- **The request**:
Of the lines in the entries, how many hold the word "Раас"? Give that number alone.

★ ★ ★ ★ ★

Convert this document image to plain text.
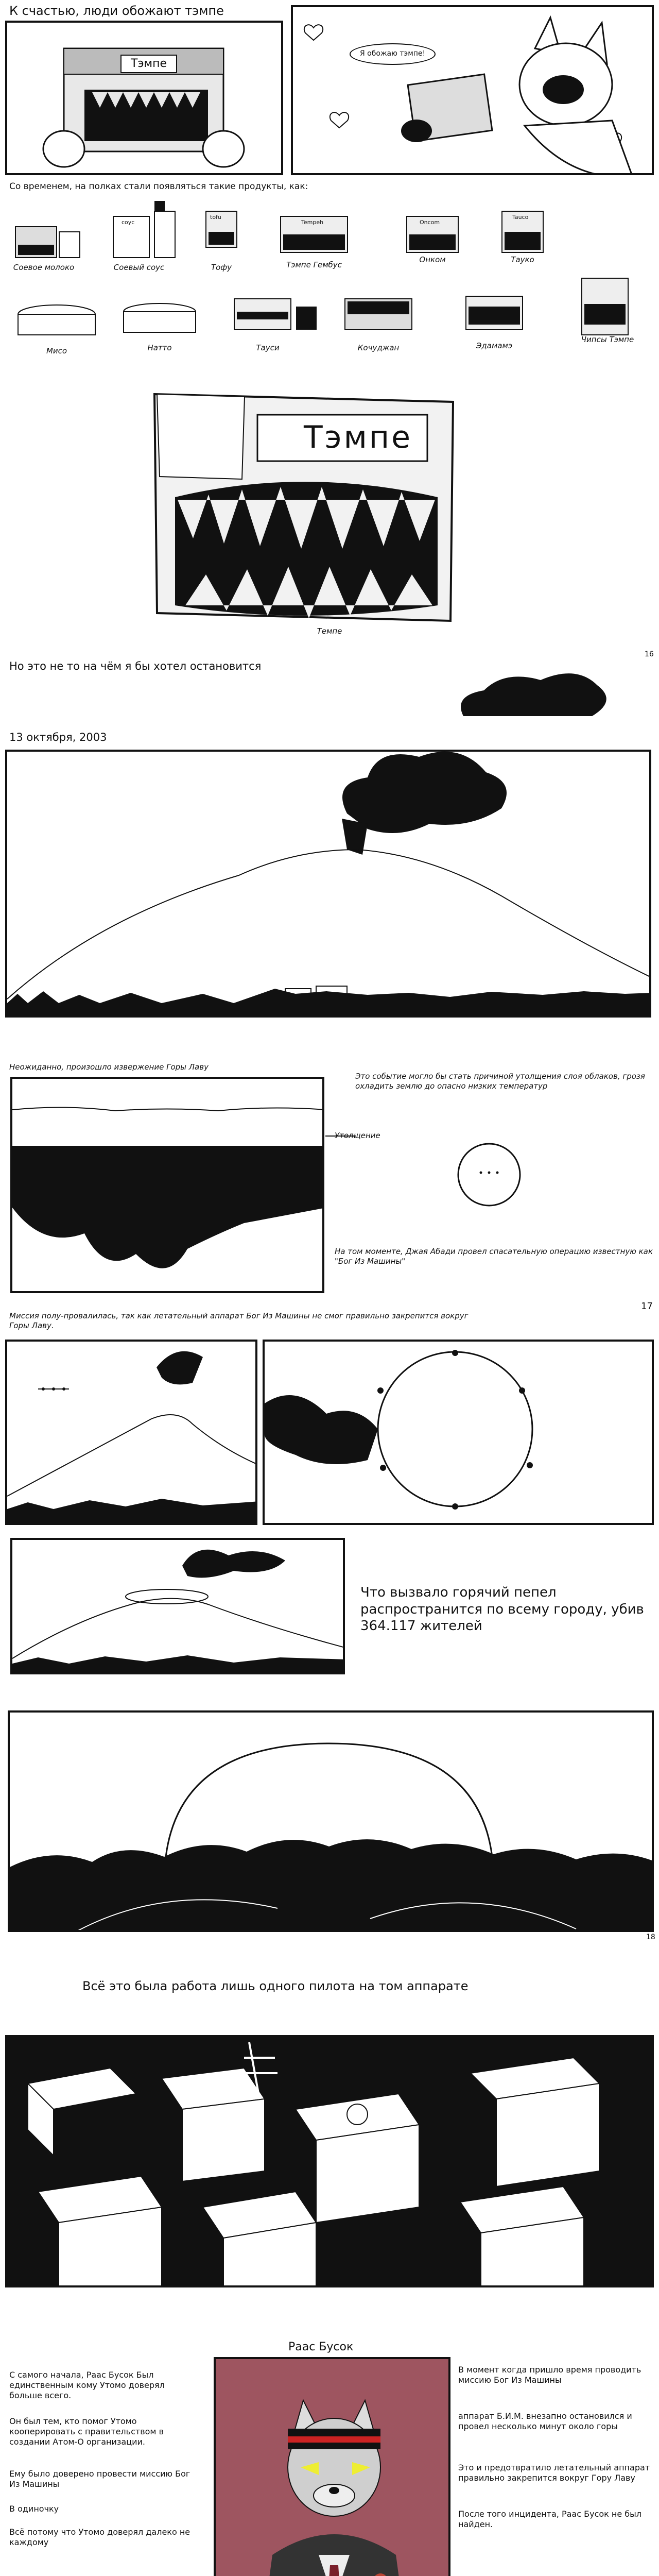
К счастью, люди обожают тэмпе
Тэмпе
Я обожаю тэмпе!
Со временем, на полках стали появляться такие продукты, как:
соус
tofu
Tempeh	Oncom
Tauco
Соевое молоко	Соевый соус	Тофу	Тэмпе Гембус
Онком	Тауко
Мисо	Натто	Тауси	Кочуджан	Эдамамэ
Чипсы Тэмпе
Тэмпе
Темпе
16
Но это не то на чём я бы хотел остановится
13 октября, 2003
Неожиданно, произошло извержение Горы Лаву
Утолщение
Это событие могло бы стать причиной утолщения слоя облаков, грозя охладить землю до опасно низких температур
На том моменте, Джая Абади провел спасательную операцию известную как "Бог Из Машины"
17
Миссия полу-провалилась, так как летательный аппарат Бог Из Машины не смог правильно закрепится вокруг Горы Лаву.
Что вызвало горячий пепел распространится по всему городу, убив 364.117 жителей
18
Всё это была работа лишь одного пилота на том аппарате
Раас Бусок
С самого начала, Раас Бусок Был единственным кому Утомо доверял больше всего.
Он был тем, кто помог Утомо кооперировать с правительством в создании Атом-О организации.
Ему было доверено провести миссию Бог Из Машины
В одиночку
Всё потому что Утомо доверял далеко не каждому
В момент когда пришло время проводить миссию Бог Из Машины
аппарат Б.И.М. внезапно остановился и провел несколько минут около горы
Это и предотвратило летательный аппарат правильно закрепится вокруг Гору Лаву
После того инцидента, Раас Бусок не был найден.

★ ★ ★ ★ ★

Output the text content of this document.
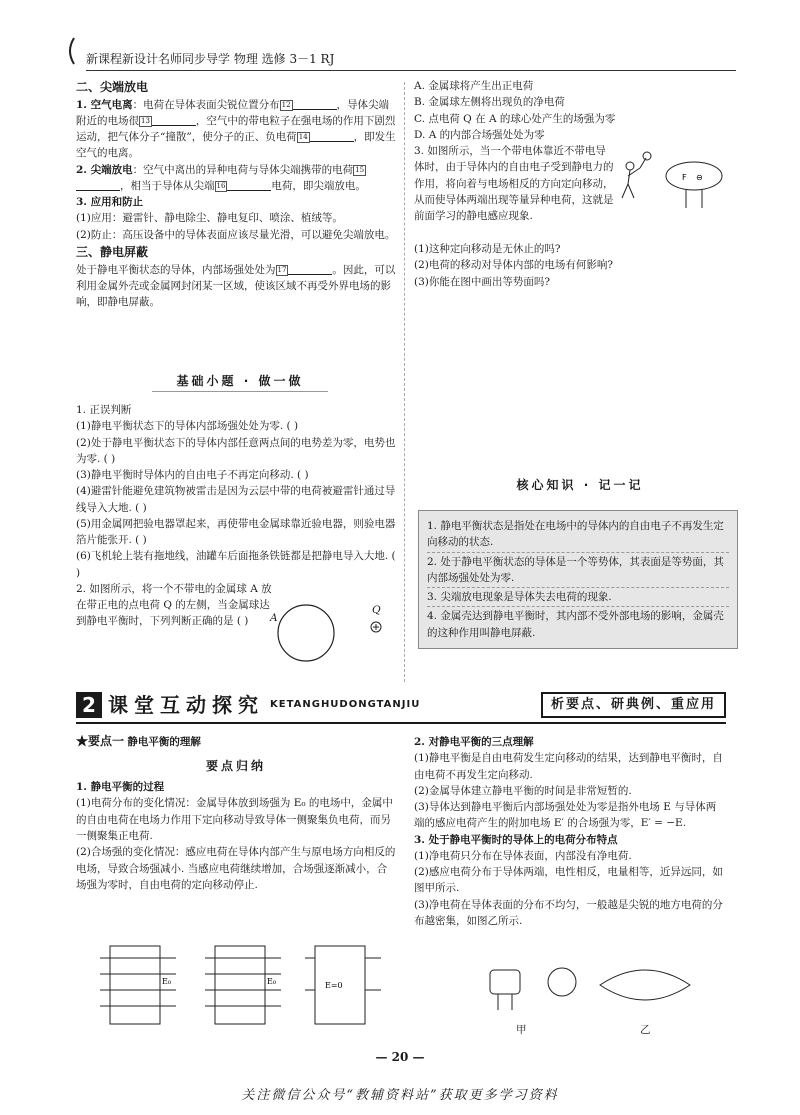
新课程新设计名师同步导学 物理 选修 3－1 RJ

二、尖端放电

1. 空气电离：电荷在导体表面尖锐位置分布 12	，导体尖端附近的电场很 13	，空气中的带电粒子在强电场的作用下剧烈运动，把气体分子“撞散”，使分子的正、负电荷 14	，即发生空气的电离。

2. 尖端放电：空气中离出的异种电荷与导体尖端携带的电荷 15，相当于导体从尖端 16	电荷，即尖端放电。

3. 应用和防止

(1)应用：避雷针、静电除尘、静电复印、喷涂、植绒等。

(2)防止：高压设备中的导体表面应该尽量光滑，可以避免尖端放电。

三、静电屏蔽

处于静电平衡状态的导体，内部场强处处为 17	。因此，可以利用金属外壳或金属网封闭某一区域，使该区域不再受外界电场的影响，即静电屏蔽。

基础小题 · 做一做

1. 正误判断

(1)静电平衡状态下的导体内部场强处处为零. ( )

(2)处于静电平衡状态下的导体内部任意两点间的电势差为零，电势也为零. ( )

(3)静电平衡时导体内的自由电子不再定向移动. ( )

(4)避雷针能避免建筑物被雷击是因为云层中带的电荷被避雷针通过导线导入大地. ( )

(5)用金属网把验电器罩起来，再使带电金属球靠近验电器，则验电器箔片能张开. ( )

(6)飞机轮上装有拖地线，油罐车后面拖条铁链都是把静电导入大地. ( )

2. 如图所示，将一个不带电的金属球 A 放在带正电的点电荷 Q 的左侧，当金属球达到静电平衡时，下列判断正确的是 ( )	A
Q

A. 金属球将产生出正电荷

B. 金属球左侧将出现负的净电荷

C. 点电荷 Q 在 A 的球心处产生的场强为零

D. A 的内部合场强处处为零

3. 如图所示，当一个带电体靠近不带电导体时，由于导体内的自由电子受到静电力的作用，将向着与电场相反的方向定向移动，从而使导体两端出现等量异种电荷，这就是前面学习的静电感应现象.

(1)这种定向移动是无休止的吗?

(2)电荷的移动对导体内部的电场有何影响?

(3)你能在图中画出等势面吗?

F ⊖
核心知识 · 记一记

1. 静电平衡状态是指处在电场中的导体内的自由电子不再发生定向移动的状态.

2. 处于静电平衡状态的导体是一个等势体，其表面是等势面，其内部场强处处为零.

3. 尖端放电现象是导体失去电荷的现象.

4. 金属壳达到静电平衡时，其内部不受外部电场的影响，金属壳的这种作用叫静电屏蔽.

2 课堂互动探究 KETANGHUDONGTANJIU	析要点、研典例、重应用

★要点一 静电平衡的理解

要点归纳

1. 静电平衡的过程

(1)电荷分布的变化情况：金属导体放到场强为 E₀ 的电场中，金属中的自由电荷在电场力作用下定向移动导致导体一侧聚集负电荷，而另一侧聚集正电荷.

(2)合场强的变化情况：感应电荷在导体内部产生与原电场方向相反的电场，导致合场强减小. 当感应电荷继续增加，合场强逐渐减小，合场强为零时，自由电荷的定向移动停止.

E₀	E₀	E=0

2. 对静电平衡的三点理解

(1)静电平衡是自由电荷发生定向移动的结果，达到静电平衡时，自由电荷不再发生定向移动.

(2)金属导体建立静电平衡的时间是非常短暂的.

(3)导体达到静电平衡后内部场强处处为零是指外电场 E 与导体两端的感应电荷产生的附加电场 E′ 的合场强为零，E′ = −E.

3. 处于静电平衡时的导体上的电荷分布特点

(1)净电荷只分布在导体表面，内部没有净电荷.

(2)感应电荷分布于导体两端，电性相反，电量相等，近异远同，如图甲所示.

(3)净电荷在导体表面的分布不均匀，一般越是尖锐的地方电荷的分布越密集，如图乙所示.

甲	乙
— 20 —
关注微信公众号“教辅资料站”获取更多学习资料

★ ★ ★ ★ ★

- **Solution for this exercise**:
3